- [Task statement] Search the data for the word "type". Reproduce every line where it is found.

[Dataset listings of figures]
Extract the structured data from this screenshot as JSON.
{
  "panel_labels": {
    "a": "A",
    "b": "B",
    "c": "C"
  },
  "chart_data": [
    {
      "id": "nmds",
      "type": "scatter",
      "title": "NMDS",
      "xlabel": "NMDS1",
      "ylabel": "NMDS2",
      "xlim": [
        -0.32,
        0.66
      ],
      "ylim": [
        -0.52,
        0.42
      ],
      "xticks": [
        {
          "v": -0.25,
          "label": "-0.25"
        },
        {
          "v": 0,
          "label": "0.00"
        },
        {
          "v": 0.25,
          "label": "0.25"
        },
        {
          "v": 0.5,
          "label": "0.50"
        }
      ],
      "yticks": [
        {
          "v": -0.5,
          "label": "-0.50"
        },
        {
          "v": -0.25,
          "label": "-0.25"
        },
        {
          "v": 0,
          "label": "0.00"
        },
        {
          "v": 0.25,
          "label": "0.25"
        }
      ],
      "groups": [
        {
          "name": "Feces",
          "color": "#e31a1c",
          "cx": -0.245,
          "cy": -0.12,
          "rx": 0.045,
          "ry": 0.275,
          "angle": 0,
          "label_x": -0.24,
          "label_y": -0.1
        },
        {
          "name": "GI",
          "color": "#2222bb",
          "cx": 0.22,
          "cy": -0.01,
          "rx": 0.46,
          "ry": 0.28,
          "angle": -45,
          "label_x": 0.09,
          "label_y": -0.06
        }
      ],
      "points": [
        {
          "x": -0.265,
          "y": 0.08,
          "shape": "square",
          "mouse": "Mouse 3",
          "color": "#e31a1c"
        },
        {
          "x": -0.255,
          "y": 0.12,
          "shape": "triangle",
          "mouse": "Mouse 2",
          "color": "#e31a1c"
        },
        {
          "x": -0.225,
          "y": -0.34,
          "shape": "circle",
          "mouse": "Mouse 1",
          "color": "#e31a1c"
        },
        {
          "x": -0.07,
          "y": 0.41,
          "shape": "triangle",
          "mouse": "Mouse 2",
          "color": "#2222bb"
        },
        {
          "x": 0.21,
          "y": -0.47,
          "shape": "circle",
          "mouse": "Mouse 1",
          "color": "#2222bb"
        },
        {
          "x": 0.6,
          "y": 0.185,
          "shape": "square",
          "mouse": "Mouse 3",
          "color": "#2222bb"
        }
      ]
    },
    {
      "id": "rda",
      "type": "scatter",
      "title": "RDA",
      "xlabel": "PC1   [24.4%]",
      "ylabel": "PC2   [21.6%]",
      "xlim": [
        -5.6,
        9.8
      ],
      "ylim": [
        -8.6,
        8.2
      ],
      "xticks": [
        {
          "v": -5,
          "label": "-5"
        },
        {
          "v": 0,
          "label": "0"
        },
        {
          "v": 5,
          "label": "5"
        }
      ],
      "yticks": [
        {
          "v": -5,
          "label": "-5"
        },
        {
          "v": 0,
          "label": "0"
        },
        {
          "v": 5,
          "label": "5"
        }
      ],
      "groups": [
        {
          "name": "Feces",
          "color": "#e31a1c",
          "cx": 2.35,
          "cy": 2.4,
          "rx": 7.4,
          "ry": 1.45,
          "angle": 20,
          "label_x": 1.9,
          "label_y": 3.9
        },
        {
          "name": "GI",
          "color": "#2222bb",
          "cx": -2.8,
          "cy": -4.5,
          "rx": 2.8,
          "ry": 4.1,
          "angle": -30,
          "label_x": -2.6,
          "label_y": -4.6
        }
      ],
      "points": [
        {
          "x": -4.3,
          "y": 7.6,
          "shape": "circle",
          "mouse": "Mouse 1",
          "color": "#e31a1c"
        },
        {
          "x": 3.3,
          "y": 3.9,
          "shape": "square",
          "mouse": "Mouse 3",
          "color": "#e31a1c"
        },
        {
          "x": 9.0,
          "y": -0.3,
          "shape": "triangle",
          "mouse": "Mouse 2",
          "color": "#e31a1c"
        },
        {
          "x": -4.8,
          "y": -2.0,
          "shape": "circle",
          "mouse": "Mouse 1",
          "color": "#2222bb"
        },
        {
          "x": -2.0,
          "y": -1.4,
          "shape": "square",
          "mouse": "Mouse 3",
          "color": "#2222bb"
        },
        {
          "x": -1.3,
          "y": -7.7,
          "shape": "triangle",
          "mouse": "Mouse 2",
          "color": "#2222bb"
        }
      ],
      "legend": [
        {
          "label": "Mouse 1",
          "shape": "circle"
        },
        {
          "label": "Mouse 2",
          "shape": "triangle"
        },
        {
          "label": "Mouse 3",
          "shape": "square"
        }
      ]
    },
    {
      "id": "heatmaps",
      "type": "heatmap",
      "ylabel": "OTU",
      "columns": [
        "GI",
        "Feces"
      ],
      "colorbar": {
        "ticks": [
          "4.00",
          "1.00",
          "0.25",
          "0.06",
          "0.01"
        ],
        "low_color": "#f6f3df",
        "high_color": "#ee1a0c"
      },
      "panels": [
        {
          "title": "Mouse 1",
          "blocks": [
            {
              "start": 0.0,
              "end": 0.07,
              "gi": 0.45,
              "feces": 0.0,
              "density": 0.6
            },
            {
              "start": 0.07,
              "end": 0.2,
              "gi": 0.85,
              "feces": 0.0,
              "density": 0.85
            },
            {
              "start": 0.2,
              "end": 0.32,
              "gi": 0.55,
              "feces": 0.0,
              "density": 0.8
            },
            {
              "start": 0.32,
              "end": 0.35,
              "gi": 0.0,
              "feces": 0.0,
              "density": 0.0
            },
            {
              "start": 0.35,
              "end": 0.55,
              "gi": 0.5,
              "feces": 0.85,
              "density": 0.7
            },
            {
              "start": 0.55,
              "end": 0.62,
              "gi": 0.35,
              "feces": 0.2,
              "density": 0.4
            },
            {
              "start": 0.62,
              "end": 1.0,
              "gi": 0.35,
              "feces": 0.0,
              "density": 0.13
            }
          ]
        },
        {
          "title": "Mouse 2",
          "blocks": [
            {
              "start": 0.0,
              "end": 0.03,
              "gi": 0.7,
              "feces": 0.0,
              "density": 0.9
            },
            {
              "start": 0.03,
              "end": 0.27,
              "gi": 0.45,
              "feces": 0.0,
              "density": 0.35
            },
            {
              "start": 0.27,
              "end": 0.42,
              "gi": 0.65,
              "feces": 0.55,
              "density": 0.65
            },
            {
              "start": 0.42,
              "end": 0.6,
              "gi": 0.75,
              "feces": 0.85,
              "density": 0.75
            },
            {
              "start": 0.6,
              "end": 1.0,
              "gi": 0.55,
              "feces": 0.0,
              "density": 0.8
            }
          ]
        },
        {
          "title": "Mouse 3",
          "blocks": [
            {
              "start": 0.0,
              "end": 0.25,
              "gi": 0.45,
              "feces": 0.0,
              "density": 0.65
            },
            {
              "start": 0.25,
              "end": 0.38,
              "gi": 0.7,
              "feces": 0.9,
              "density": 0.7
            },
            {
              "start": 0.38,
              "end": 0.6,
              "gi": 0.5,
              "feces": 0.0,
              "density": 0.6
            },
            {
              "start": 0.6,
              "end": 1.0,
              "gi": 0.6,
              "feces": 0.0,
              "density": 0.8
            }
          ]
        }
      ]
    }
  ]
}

---

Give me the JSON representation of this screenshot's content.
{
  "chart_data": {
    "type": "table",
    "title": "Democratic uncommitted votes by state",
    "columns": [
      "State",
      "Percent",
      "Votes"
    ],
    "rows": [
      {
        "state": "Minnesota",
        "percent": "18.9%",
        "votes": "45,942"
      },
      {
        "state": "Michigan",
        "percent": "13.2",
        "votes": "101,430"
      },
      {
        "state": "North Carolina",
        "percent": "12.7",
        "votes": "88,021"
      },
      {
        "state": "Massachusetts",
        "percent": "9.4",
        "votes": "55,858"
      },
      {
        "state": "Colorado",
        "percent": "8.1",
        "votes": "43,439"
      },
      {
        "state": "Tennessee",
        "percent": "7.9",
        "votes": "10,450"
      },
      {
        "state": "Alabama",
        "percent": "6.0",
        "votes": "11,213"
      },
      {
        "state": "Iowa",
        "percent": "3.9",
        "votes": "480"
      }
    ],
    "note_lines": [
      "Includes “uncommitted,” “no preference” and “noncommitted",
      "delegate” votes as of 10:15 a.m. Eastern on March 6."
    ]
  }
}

---

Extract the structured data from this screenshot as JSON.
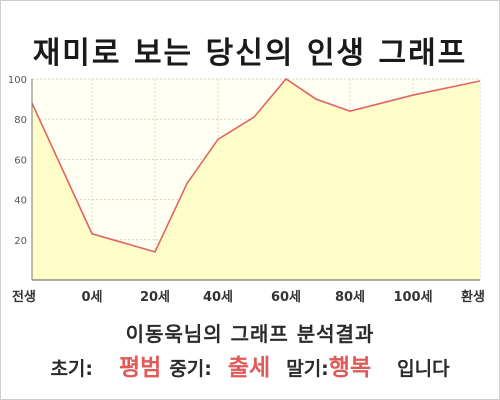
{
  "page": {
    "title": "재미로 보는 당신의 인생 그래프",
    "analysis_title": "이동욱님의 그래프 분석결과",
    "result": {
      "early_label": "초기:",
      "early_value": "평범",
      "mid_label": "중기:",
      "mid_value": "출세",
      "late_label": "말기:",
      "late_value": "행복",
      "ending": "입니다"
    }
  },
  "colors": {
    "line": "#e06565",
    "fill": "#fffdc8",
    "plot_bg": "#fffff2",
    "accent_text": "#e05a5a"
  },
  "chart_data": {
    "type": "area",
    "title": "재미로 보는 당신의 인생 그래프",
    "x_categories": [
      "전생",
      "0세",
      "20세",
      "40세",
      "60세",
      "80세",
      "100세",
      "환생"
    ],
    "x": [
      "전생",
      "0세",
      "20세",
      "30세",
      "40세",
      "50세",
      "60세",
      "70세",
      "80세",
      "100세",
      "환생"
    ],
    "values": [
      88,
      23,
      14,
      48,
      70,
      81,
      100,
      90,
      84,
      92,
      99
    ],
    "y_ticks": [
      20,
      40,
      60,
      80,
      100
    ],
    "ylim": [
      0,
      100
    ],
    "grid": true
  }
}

- [Written answer]
      "type": "scatter",
      "type": "scatter",
      "type": "heatmap",
    "type": "table",
    "type": "area",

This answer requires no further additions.